→ **What this task involves**
Omit every picture, then give all the entries again exactly.

→ **Rows**
::::::::
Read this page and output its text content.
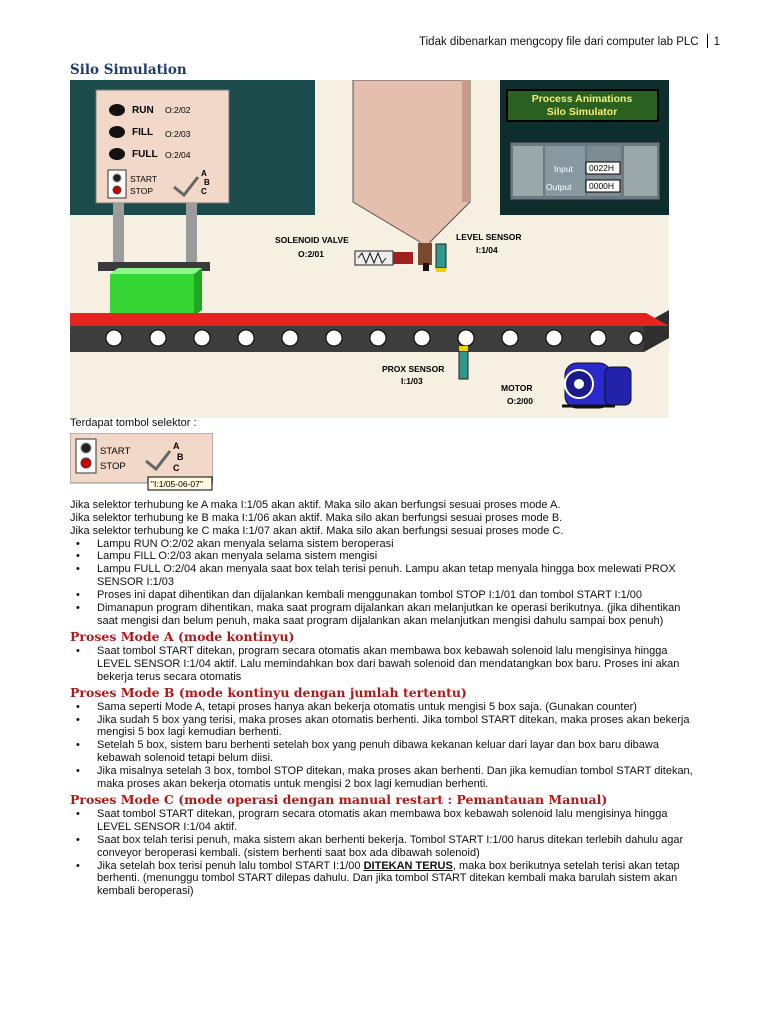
Tidak dibenarkan mengcopy file dari computer lab PLC 1
Silo Simulation
RUN O:2/02
FILL O:2/03
FULL O:2/04
START
STOP
A
B
C
SOLENOID VALVE
O:2/01
LEVEL SENSOR
I:1/04
Process Animations
Silo Simulator
Input 0022H
Output 0000H
PROX SENSOR
I:1/03
MOTOR
O:2/00

Terdapat tombol selektor :

START
STOP
A
B
C
"I:1/05-06-07"

Jika selektor terhubung ke A maka I:1/05 akan aktif. Maka silo akan berfungsi sesuai proses mode A.

Jika selektor terhubung ke B maka I:1/06 akan aktif. Maka silo akan berfungsi sesuai proses mode B.

Jika selektor terhubung ke C maka I:1/07 akan aktif. Maka silo akan berfungsi sesuai proses mode C.

• Lampu RUN O:2/02 akan menyala selama sistem beroperasi
• Lampu FILL O:2/03 akan menyala selama sistem mengisi
• Lampu FULL O:2/04 akan menyala saat box telah terisi penuh. Lampu akan tetap menyala hingga box melewati PROX SENSOR I:1/03
• Proses ini dapat dihentikan dan dijalankan kembali menggunakan tombol STOP I:1/01 dan tombol START I:1/00
• Dimanapun program dihentikan, maka saat program dijalankan akan melanjutkan ke operasi berikutnya. (jika dihentikan saat mengisi dan belum penuh, maka saat program dijalankan akan melanjutkan mengisi dahulu sampai box penuh)
Proses Mode A (mode kontinyu)
• Saat tombol START ditekan, program secara otomatis akan membawa box kebawah solenoid lalu mengisinya hingga LEVEL SENSOR I:1/04 aktif. Lalu memindahkan box dari bawah solenoid dan mendatangkan box baru. Proses ini akan bekerja terus secara otomatis
Proses Mode B (mode kontinyu dengan jumlah tertentu)
• Sama seperti Mode A, tetapi proses hanya akan bekerja otomatis untuk mengisi 5 box saja. (Gunakan counter)
• Jika sudah 5 box yang terisi, maka proses akan otomatis berhenti. Jika tombol START ditekan, maka proses akan bekerja mengisi 5 box lagi kemudian berhenti.
• Setelah 5 box, sistem baru berhenti setelah box yang penuh dibawa kekanan keluar dari layar dan box baru dibawa kebawah solenoid tetapi belum diisi.
• Jika misalnya setelah 3 box, tombol STOP ditekan, maka proses akan berhenti. Dan jika kemudian tombol START ditekan, maka proses akan bekerja otomatis untuk mengisi 2 box lagi kemudian berhenti.
Proses Mode C (mode operasi dengan manual restart : Pemantauan Manual)
• Saat tombol START ditekan, program secara otomatis akan membawa box kebawah solenoid lalu mengisinya hingga LEVEL SENSOR I:1/04 aktif.
• Saat box telah terisi penuh, maka sistem akan berhenti bekerja. Tombol START I:1/00 harus ditekan terlebih dahulu agar conveyor beroperasi kembali. (sistem berhenti saat box ada dibawah solenoid)
• Jika setelah box terisi penuh lalu tombol START I:1/00 DITEKAN TERUS, maka box berikutnya setelah terisi akan tetap berhenti. (menunggu tombol START dilepas dahulu. Dan jika tombol START ditekan kembali maka barulah sistem akan kembali beroperasi)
::::::::
→ **Written solution**
Read this page and output its text content.
Tidak dibenarkan mengcopy file dari computer lab PLC 1
Silo Simulation
RUN O:2/02
FILL O:2/03
FULL O:2/04
START
STOP
A
B
C
SOLENOID VALVE
O:2/01
LEVEL SENSOR
I:1/04
Process Animations
Silo Simulator
Input 0022H
Output 0000H
PROX SENSOR
I:1/03
MOTOR
O:2/00

Terdapat tombol selektor :

START
STOP
A
B
C
"I:1/05-06-07"

Jika selektor terhubung ke A maka I:1/05 akan aktif. Maka silo akan berfungsi sesuai proses mode A.

Jika selektor terhubung ke B maka I:1/06 akan aktif. Maka silo akan berfungsi sesuai proses mode B.

Jika selektor terhubung ke C maka I:1/07 akan aktif. Maka silo akan berfungsi sesuai proses mode C.

• Lampu RUN O:2/02 akan menyala selama sistem beroperasi
• Lampu FILL O:2/03 akan menyala selama sistem mengisi
• Lampu FULL O:2/04 akan menyala saat box telah terisi penuh. Lampu akan tetap menyala hingga box melewati PROX SENSOR I:1/03
• Proses ini dapat dihentikan dan dijalankan kembali menggunakan tombol STOP I:1/01 dan tombol START I:1/00
• Dimanapun program dihentikan, maka saat program dijalankan akan melanjutkan ke operasi berikutnya. (jika dihentikan saat mengisi dan belum penuh, maka saat program dijalankan akan melanjutkan mengisi dahulu sampai box penuh)
Proses Mode A (mode kontinyu)
• Saat tombol START ditekan, program secara otomatis akan membawa box kebawah solenoid lalu mengisinya hingga LEVEL SENSOR I:1/04 aktif. Lalu memindahkan box dari bawah solenoid dan mendatangkan box baru. Proses ini akan bekerja terus secara otomatis
Proses Mode B (mode kontinyu dengan jumlah tertentu)
• Sama seperti Mode A, tetapi proses hanya akan bekerja otomatis untuk mengisi 5 box saja. (Gunakan counter)
• Jika sudah 5 box yang terisi, maka proses akan otomatis berhenti. Jika tombol START ditekan, maka proses akan bekerja mengisi 5 box lagi kemudian berhenti.
• Setelah 5 box, sistem baru berhenti setelah box yang penuh dibawa kekanan keluar dari layar dan box baru dibawa kebawah solenoid tetapi belum diisi.
• Jika misalnya setelah 3 box, tombol STOP ditekan, maka proses akan berhenti. Dan jika kemudian tombol START ditekan, maka proses akan bekerja otomatis untuk mengisi 2 box lagi kemudian berhenti.
Proses Mode C (mode operasi dengan manual restart : Pemantauan Manual)
• Saat tombol START ditekan, program secara otomatis akan membawa box kebawah solenoid lalu mengisinya hingga LEVEL SENSOR I:1/04 aktif.
• Saat box telah terisi penuh, maka sistem akan berhenti bekerja. Tombol START I:1/00 harus ditekan terlebih dahulu agar conveyor beroperasi kembali. (sistem berhenti saat box ada dibawah solenoid)
• Jika setelah box terisi penuh lalu tombol START I:1/00 DITEKAN TERUS, maka box berikutnya setelah terisi akan tetap berhenti. (menunggu tombol START dilepas dahulu. Dan jika tombol START ditekan kembali maka barulah sistem akan kembali beroperasi)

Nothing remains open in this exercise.